■ Exercise instructions:
Reproduce the data word for word, starting at its first line and ending with the line that contains "submit-button[interactable]: Enviar xyxy=(738,1028,826,1064)", with both of those lines included.

■ Exercise data:
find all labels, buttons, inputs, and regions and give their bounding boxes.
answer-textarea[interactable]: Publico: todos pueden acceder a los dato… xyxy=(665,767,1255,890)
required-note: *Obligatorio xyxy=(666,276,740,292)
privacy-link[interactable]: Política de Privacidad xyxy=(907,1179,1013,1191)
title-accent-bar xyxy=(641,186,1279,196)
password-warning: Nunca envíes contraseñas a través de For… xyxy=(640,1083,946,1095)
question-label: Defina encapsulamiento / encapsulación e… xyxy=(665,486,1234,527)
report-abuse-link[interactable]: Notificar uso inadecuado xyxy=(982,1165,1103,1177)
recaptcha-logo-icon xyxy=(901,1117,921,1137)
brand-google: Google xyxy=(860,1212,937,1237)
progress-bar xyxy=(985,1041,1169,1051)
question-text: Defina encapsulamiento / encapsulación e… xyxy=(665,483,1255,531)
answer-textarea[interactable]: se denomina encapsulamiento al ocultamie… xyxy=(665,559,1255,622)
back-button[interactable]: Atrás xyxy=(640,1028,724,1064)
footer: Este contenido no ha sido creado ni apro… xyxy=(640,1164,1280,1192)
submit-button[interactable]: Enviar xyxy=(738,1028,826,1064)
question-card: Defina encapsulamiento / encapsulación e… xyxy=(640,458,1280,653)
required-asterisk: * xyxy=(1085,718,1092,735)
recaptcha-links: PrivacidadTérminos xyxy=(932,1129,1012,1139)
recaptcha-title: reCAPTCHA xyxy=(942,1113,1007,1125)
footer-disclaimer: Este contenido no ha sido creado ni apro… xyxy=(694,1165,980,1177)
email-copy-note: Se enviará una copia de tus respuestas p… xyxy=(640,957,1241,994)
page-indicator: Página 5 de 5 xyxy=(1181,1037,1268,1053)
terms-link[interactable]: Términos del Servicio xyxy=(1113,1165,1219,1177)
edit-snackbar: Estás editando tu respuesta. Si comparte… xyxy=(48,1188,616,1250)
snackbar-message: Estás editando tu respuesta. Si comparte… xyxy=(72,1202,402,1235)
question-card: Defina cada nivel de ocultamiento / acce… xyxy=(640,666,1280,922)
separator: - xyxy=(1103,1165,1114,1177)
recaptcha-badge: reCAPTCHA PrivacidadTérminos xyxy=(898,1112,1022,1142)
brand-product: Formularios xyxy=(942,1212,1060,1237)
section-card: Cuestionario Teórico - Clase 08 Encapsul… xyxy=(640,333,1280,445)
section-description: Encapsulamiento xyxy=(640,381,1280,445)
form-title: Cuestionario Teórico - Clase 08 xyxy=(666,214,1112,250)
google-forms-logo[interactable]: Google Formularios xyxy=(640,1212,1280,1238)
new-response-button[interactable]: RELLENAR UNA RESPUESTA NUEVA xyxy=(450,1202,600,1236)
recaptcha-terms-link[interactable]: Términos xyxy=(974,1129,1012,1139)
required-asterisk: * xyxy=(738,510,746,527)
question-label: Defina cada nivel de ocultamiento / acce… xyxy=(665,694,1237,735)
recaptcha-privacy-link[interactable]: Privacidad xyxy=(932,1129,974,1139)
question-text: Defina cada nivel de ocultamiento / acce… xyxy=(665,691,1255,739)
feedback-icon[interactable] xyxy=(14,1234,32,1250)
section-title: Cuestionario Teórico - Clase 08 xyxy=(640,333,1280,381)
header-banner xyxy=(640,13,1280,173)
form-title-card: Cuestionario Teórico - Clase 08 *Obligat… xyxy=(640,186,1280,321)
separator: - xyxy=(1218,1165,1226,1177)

■ Solution below:
find all labels, buttons, inputs, and regions and give their bounding boxes.
answer-textarea[interactable]: Publico: todos pueden acceder a los dato… xyxy=(665,767,1255,890)
required-note: *Obligatorio xyxy=(666,276,740,292)
privacy-link[interactable]: Política de Privacidad xyxy=(907,1179,1013,1191)
title-accent-bar xyxy=(641,186,1279,196)
password-warning: Nunca envíes contraseñas a través de For… xyxy=(640,1083,946,1095)
question-label: Defina encapsulamiento / encapsulación e… xyxy=(665,486,1234,527)
report-abuse-link[interactable]: Notificar uso inadecuado xyxy=(982,1165,1103,1177)
recaptcha-logo-icon xyxy=(901,1117,921,1137)
brand-google: Google xyxy=(860,1212,937,1237)
progress-bar xyxy=(985,1041,1169,1051)
question-text: Defina encapsulamiento / encapsulación e… xyxy=(665,483,1255,531)
answer-textarea[interactable]: se denomina encapsulamiento al ocultamie… xyxy=(665,559,1255,622)
back-button[interactable]: Atrás xyxy=(640,1028,724,1064)
footer: Este contenido no ha sido creado ni apro… xyxy=(640,1164,1280,1192)
submit-button[interactable]: Enviar xyxy=(738,1028,826,1064)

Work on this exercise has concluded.